REQUIRED WORK:
Please give the listing again, word for word, with nothing left out.

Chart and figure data
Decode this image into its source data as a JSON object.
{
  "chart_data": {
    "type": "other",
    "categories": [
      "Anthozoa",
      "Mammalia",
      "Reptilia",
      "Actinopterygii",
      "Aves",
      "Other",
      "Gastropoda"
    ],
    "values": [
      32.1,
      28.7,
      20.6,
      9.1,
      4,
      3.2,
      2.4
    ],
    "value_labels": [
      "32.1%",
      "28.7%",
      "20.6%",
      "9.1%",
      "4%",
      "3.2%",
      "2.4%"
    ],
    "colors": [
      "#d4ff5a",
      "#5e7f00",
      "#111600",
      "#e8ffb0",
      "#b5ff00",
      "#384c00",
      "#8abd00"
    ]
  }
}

FULL ANSWER:
Decode this image into its source data as a JSON object.
{
  "chart_data": {
    "type": "other",
    "categories": [
      "Anthozoa",
      "Mammalia",
      "Reptilia",
      "Actinopterygii",
      "Aves",
      "Other",
      "Gastropoda"
    ],
    "values": [
      32.1,
      28.7,
      20.6,
      9.1,
      4,
      3.2,
      2.4
    ],
    "value_labels": [
      "32.1%",
      "28.7%",
      "20.6%",
      "9.1%",
      "4%",
      "3.2%",
      "2.4%"
    ],
    "colors": [
      "#d4ff5a",
      "#5e7f00",
      "#111600",
      "#e8ffb0",
      "#b5ff00",
      "#384c00",
      "#8abd00"
    ]
  }
}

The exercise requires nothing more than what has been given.